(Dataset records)

::::::

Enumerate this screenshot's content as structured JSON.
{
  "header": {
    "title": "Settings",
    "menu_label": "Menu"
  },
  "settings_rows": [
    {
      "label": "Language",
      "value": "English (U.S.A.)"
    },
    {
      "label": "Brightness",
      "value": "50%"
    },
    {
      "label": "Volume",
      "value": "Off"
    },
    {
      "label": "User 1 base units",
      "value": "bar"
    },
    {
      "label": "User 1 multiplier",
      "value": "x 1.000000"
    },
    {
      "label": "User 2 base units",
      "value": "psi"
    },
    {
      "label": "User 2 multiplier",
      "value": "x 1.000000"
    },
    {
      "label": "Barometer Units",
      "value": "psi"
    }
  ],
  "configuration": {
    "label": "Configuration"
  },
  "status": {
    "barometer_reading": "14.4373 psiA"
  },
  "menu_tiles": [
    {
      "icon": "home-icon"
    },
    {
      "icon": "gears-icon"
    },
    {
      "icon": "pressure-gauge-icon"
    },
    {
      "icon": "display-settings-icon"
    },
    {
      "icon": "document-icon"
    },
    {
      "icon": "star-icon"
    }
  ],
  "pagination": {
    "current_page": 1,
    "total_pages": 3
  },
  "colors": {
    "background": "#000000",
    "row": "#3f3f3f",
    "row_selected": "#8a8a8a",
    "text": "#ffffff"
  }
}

::::::

» **Given problem**:
Search the lines for the string "value" and copy every line that has it.

» **Output for this exercise**:
      "value": "English (U.S.A.)"
      "value": "50%"
      "value": "Off"
      "value": "bar"
      "value": "x 1.000000"
      "value": "psi"
      "value": "x 1.000000"
      "value": "psi"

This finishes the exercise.